> _WHAT IS BEING ASKED_: Across the entries below, how many lines have the string "between" in them? Reply with only the number.

----- SOURCE DATA -----

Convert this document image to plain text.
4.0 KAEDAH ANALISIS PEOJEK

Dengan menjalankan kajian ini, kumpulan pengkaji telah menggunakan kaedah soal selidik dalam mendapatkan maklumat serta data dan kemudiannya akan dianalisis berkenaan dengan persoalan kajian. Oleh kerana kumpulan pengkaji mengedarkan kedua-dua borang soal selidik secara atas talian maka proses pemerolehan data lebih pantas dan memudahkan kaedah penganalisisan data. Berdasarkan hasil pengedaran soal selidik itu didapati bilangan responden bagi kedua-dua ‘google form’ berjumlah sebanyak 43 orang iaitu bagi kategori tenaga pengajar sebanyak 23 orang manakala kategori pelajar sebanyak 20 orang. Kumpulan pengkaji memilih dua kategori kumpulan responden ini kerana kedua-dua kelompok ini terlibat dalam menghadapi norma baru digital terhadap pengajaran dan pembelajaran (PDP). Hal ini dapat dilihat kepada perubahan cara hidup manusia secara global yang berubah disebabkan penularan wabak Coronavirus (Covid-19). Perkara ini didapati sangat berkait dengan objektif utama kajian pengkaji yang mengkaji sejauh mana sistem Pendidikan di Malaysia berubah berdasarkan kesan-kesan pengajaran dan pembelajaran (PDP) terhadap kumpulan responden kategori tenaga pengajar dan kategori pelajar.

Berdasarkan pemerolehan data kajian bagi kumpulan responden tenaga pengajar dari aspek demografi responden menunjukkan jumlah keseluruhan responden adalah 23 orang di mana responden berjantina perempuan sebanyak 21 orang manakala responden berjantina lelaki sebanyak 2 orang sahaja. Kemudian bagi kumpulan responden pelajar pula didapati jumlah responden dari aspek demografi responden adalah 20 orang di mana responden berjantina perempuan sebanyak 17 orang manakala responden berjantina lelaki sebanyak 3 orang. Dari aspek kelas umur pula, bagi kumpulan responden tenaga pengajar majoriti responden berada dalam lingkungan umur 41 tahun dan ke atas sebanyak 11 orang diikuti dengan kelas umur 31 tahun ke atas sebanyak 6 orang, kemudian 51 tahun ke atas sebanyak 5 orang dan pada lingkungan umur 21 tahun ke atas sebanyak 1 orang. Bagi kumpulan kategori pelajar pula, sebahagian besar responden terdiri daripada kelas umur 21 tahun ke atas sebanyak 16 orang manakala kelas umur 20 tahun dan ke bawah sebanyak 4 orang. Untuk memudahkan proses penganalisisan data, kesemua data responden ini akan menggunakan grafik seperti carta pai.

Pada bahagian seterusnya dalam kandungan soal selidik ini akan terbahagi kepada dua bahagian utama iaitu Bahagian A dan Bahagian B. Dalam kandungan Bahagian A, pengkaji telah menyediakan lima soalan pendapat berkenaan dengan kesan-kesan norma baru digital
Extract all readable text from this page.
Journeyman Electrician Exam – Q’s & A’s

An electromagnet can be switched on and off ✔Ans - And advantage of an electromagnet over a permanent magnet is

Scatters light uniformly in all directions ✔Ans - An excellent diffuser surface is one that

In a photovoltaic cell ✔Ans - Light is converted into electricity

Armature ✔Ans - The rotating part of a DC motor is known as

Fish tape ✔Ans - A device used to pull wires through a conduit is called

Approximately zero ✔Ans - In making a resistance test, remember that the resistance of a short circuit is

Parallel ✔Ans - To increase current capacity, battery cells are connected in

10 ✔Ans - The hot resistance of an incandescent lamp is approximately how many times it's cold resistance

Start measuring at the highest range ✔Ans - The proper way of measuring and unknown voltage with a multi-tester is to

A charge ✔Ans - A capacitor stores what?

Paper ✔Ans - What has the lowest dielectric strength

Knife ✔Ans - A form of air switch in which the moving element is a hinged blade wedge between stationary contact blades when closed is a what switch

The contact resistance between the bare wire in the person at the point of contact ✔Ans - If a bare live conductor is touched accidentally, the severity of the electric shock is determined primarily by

-----

> _FINAL ANSWER_: 2